Would this count as a calculated field, this is all I see in the props.conf currently for this particular field.
FIELDALIAS-query = questionname AS query
That is a field alias, not calculated field. Based on this information, I assume that questionname is in raw events. Do you see any event with questionname and "abc"? I understand the need to anonymize data. But you need to describe your data characteristics accurately. What is the data format? Key-value pair? JSON? XML? Freehand? Given a snippet of raw event, how is Splunk supposed to know how to populate questionname?
Also, does the test query return any events?
Hi @secphilomath1
Without seeing the original event it is hard to know for certain but I suspect that you simply need to add the global (g) field to the sed command. Without it only the first match will be switched.
For example...
| makeresults
| eval _raw="dummy event: abc query=abc"
| rex mode=sed "s/abc/def/"
Result: "dummy event: def query=abc"
| makeresults
| eval _raw="dummy event abc query=abc"
| rex mode=sed "s/abc/def/g"
Result: "dummy event: def query=def"
Ok, using the original data, here is a result that works.....
| makeresults
| eval _raw="(3)www(6)google(2)ca(0)"
| rex mode=sed "s/\(.*?\)/./g s/^\.+(\s+)?// s/\.$//"
I get
www.google.ca

(Data excerpts):
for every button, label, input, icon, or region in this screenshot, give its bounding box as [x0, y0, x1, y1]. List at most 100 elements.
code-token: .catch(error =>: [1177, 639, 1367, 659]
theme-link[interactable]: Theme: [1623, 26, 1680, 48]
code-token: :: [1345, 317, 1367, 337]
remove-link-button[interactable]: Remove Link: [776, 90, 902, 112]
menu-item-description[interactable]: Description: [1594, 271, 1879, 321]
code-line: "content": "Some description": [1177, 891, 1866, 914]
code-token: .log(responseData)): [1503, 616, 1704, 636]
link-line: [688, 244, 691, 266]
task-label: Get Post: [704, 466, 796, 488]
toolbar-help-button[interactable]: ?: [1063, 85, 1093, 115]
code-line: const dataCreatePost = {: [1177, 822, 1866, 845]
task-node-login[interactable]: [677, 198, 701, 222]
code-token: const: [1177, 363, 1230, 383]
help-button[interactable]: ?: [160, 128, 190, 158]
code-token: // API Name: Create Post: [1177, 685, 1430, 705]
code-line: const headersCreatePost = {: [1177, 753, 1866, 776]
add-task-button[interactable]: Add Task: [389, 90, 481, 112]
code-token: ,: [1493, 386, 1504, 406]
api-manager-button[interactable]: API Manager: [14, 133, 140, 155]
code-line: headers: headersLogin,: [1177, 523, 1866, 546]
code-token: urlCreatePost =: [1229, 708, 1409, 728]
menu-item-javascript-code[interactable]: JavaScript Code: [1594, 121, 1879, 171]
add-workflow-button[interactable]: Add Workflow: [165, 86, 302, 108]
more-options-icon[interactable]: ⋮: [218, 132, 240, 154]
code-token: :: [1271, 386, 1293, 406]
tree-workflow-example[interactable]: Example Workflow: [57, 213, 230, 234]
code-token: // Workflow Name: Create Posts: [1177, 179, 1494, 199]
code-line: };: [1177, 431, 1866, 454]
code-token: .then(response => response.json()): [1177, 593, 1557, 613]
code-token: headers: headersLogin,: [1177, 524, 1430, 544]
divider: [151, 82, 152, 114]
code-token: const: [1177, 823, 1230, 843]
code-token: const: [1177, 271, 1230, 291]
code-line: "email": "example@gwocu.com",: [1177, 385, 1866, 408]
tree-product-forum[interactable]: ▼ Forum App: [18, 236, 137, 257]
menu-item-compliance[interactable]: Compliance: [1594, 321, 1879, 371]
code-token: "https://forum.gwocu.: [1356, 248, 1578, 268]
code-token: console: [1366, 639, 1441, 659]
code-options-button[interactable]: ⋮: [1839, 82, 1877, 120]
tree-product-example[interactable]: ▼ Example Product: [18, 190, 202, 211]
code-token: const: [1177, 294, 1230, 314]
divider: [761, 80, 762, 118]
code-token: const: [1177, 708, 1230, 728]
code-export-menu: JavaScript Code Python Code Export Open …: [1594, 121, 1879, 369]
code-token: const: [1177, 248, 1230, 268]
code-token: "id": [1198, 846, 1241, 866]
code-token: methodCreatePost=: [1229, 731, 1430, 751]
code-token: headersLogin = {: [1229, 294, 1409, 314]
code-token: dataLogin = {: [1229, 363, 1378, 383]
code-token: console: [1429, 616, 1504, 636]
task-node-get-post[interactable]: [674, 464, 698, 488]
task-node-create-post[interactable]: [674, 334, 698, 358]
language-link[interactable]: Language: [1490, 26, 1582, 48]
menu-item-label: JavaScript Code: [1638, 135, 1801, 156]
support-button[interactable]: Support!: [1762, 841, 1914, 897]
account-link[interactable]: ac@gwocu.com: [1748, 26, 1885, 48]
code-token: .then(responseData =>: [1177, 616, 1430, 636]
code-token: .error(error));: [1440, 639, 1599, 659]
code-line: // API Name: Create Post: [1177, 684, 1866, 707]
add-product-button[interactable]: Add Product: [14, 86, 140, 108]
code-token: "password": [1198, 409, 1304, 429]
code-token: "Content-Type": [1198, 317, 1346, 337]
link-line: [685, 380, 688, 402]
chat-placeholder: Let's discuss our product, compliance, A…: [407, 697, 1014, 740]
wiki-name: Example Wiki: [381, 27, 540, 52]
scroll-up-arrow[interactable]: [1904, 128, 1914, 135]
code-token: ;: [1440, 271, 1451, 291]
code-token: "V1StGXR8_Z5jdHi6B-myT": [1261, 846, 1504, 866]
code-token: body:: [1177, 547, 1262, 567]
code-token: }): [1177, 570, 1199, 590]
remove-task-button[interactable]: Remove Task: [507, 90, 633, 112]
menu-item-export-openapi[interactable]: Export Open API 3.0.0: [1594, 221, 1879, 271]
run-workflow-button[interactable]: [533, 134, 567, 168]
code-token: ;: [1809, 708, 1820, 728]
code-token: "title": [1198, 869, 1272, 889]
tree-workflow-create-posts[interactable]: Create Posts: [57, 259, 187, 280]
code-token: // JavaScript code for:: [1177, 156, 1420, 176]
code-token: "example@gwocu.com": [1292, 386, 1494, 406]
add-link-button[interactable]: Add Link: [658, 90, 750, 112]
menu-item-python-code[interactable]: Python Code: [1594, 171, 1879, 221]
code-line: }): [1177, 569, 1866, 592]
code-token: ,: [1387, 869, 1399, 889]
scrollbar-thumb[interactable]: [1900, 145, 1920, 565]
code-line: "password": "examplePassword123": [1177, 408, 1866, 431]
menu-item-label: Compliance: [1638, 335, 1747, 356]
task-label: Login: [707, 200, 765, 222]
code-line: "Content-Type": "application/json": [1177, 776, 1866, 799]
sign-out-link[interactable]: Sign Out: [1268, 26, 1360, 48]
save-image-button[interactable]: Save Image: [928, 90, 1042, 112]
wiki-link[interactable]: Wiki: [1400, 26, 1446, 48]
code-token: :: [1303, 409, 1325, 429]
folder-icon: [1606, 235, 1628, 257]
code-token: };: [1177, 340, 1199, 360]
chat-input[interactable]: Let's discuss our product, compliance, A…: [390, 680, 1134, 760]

(To be done): From the forum thread, list every data format a reply offers as a possible answer when it asks what the data format is.

(Solution to the problem): Key-value pair, JSON, XML, Freehand